'''

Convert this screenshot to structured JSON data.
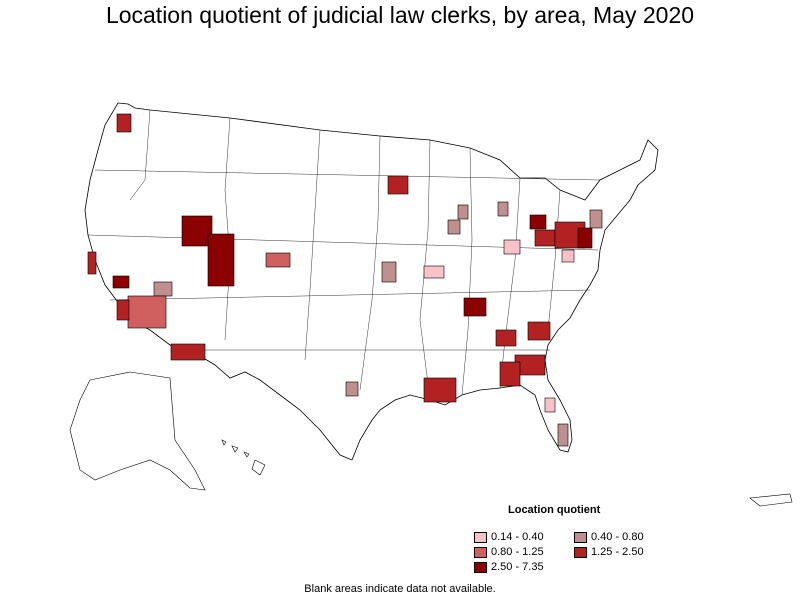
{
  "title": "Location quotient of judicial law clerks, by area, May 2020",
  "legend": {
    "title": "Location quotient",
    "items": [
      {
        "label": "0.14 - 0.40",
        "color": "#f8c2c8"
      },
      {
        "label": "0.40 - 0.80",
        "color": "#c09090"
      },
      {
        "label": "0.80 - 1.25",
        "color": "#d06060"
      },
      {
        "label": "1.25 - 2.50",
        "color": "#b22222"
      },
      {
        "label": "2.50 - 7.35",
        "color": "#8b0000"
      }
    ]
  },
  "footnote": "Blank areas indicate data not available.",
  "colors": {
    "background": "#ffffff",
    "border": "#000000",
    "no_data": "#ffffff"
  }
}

'''

### To be done:
Extract from the data every line where "quotient" shows up.

### Answer for this exercise:
  "title": "Location quotient of judicial law clerks, by area, May 2020",
    "title": "Location quotient",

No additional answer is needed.